Reply with one number: the count of lines in the records below that hold "What".

-- RECORDS FOR THIS TASK --
========

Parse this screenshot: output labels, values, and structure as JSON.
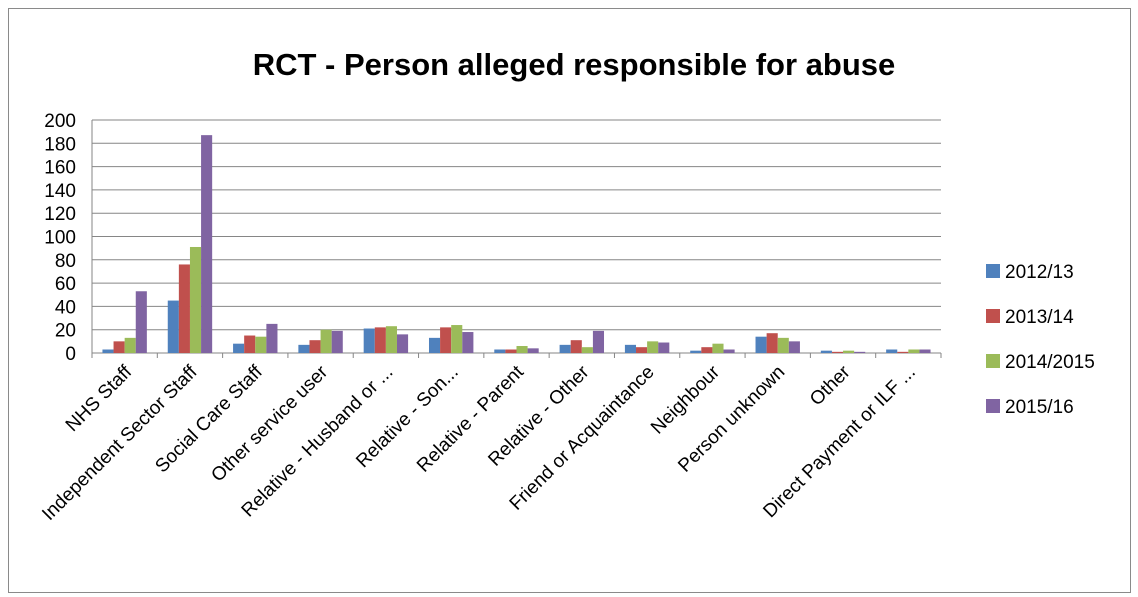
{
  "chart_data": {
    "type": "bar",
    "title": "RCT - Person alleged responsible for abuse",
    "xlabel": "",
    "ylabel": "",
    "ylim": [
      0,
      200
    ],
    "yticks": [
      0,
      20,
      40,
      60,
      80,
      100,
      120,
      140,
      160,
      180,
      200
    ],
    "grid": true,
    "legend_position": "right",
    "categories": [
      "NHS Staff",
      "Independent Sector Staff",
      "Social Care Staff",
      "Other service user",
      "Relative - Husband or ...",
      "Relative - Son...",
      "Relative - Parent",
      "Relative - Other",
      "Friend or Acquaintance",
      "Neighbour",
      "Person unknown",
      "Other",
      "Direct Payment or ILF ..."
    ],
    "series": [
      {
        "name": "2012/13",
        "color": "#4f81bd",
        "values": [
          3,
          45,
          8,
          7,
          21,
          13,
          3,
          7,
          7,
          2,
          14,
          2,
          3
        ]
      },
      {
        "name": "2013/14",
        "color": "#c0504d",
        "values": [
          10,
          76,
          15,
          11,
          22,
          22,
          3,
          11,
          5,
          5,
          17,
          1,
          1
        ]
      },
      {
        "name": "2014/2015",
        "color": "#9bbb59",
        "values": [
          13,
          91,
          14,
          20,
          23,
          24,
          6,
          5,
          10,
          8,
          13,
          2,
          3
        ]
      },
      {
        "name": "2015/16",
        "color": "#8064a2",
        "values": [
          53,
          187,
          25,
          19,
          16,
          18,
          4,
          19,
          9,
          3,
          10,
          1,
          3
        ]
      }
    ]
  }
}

========

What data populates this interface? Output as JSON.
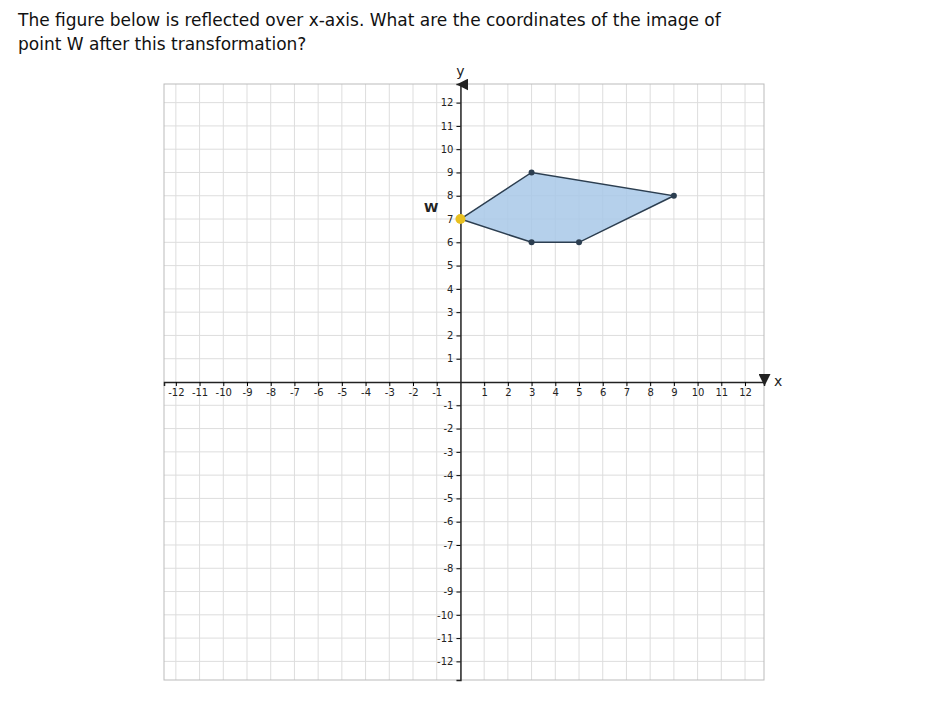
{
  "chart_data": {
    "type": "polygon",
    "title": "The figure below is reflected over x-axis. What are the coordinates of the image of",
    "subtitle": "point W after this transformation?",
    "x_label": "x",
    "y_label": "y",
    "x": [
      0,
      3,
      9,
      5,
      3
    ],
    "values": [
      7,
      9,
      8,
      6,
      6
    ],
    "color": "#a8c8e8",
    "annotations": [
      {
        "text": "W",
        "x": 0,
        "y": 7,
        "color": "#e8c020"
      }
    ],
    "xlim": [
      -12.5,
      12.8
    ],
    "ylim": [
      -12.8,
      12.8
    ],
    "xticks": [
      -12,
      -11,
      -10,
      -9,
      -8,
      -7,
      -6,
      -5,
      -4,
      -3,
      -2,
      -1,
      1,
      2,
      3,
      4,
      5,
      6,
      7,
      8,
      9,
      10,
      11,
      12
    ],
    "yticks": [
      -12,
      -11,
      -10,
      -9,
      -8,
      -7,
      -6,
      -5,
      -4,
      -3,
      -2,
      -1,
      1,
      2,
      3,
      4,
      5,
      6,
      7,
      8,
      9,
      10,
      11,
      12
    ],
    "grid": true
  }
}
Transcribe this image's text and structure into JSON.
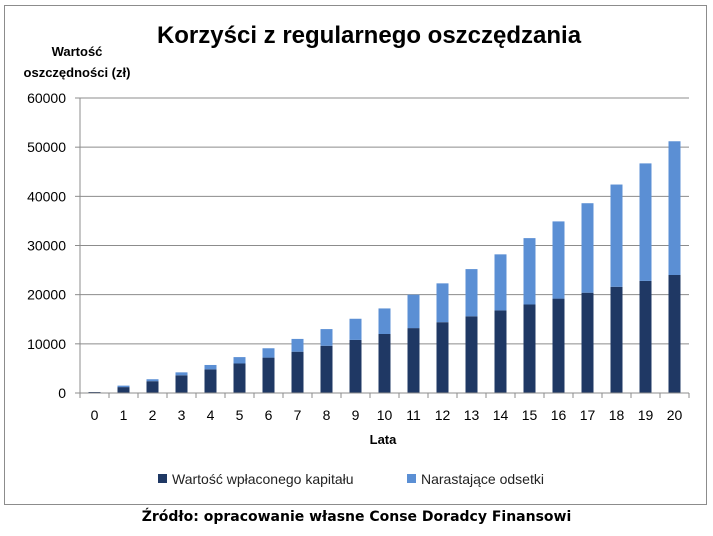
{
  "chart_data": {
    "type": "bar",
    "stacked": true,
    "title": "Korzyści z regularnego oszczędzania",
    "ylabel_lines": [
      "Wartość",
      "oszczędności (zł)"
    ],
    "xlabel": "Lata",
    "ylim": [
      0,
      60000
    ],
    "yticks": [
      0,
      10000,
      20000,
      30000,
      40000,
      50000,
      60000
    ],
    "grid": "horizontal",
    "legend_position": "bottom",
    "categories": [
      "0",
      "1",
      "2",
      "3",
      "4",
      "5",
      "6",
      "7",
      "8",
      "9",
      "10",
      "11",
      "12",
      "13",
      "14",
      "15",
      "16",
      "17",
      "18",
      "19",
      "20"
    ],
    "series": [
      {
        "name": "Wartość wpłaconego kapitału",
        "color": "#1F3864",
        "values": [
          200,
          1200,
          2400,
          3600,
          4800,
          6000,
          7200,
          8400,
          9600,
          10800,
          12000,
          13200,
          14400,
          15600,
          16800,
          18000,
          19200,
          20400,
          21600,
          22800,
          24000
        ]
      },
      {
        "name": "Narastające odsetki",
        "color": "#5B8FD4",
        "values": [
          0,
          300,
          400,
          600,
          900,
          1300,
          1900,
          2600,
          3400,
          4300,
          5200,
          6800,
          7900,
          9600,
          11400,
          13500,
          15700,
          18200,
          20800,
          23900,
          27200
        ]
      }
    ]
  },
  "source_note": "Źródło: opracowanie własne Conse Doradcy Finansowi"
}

========

-- ANSWER TO THIS PROBLEM --
2